> _WORKING DATA_
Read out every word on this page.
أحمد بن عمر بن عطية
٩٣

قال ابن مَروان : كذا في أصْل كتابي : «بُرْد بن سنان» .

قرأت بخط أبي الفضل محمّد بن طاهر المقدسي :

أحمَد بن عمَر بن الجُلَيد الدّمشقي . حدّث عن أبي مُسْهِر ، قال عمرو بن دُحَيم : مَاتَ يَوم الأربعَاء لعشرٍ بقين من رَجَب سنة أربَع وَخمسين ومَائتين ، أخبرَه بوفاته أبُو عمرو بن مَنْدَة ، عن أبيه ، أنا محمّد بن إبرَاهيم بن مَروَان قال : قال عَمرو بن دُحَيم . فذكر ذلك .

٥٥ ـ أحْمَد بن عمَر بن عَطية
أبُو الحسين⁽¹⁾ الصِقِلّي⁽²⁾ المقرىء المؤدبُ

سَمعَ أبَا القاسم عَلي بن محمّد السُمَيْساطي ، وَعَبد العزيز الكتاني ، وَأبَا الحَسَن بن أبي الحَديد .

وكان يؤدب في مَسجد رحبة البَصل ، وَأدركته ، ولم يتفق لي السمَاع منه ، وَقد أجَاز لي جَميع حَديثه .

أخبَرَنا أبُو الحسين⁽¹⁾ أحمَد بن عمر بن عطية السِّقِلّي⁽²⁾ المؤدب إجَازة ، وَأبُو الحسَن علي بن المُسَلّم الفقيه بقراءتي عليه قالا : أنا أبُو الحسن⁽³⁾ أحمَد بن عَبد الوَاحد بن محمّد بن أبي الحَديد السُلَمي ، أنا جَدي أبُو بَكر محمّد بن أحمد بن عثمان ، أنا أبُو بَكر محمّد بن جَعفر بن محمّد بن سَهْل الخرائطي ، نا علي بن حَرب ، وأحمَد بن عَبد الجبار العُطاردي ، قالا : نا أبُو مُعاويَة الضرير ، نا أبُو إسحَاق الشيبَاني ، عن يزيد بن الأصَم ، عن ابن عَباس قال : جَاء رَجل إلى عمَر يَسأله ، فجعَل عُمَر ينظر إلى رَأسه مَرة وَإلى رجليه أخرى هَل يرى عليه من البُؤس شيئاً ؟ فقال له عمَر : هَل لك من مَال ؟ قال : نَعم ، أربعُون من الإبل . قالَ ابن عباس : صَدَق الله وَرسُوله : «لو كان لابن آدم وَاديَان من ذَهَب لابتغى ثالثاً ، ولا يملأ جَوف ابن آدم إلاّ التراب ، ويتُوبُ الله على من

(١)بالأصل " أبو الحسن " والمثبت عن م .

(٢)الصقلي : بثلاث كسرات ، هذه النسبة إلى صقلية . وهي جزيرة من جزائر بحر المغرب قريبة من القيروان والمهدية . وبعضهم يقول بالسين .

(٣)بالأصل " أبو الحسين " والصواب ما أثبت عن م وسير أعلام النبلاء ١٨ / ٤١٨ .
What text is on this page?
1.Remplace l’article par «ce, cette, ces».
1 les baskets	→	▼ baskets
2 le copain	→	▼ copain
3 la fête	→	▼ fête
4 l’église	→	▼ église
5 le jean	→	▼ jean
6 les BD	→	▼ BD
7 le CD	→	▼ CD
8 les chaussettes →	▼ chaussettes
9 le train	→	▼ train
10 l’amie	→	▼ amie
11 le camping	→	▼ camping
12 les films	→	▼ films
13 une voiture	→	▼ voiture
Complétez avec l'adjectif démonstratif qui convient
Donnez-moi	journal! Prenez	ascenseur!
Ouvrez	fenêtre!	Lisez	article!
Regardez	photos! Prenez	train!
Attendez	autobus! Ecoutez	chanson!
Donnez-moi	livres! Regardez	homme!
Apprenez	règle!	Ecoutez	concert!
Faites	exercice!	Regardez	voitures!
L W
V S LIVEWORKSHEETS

> _TO DO_
Write out all the lines again, exactly as they are.

> _PROBLEM SOLUTION_
Read out every word on this page.
أحمد بن عمر بن عطية
٩٣

قال ابن مَروان : كذا في أصْل كتابي : «بُرْد بن سنان» .

قرأت بخط أبي الفضل محمّد بن طاهر المقدسي :

أحمَد بن عمَر بن الجُلَيد الدّمشقي . حدّث عن أبي مُسْهِر ، قال عمرو بن دُحَيم : مَاتَ يَوم الأربعَاء لعشرٍ بقين من رَجَب سنة أربَع وَخمسين ومَائتين ، أخبرَه بوفاته أبُو عمرو بن مَنْدَة ، عن أبيه ، أنا محمّد بن إبرَاهيم بن مَروَان قال : قال عَمرو بن دُحَيم . فذكر ذلك .

٥٥ ـ أحْمَد بن عمَر بن عَطية
أبُو الحسين⁽¹⁾ الصِقِلّي⁽²⁾ المقرىء المؤدبُ

سَمعَ أبَا القاسم عَلي بن محمّد السُمَيْساطي ، وَعَبد العزيز الكتاني ، وَأبَا الحَسَن بن أبي الحَديد .

وكان يؤدب في مَسجد رحبة البَصل ، وَأدركته ، ولم يتفق لي السمَاع منه ، وَقد أجَاز لي جَميع حَديثه .

أخبَرَنا أبُو الحسين⁽¹⁾ أحمَد بن عمر بن عطية السِّقِلّي⁽²⁾ المؤدب إجَازة ، وَأبُو الحسَن علي بن المُسَلّم الفقيه بقراءتي عليه قالا : أنا أبُو الحسن⁽³⁾ أحمَد بن عَبد الوَاحد بن محمّد بن أبي الحَديد السُلَمي ، أنا جَدي أبُو بَكر محمّد بن أحمد بن عثمان ، أنا أبُو بَكر محمّد بن جَعفر بن محمّد بن سَهْل الخرائطي ، نا علي بن حَرب ، وأحمَد بن عَبد الجبار العُطاردي ، قالا : نا أبُو مُعاويَة الضرير ، نا أبُو إسحَاق الشيبَاني ، عن يزيد بن الأصَم ، عن ابن عَباس قال : جَاء رَجل إلى عمَر يَسأله ، فجعَل عُمَر ينظر إلى رَأسه مَرة وَإلى رجليه أخرى هَل يرى عليه من البُؤس شيئاً ؟ فقال له عمَر : هَل لك من مَال ؟ قال : نَعم ، أربعُون من الإبل . قالَ ابن عباس : صَدَق الله وَرسُوله : «لو كان لابن آدم وَاديَان من ذَهَب لابتغى ثالثاً ، ولا يملأ جَوف ابن آدم إلاّ التراب ، ويتُوبُ الله على من

(١)بالأصل " أبو الحسن " والمثبت عن م .

(٢)الصقلي : بثلاث كسرات ، هذه النسبة إلى صقلية . وهي جزيرة من جزائر بحر المغرب قريبة من القيروان والمهدية . وبعضهم يقول بالسين .

(٣)بالأصل " أبو الحسين " والصواب ما أثبت عن م وسير أعلام النبلاء ١٨ / ٤١٨ .
What text is on this page?
1.Remplace l’article par «ce, cette, ces».
1 les baskets	→	▼ baskets
2 le copain	→	▼ copain
3 la fête	→	▼ fête
4 l’église	→	▼ église
5 le jean	→	▼ jean
6 les BD	→	▼ BD
7 le CD	→	▼ CD
8 les chaussettes →	▼ chaussettes
9 le train	→	▼ train
10 l’amie	→	▼ amie
11 le camping	→	▼ camping
12 les films	→	▼ films
13 une voiture	→	▼ voiture
Complétez avec l'adjectif démonstratif qui convient
Donnez-moi	journal! Prenez	ascenseur!
Ouvrez	fenêtre!	Lisez	article!
Regardez	photos! Prenez	train!
Attendez	autobus! Ecoutez	chanson!
Donnez-moi	livres! Regardez	homme!
Apprenez	règle!	Ecoutez	concert!
Faites	exercice!	Regardez	voitures!
L W
V S LIVEWORKSHEETS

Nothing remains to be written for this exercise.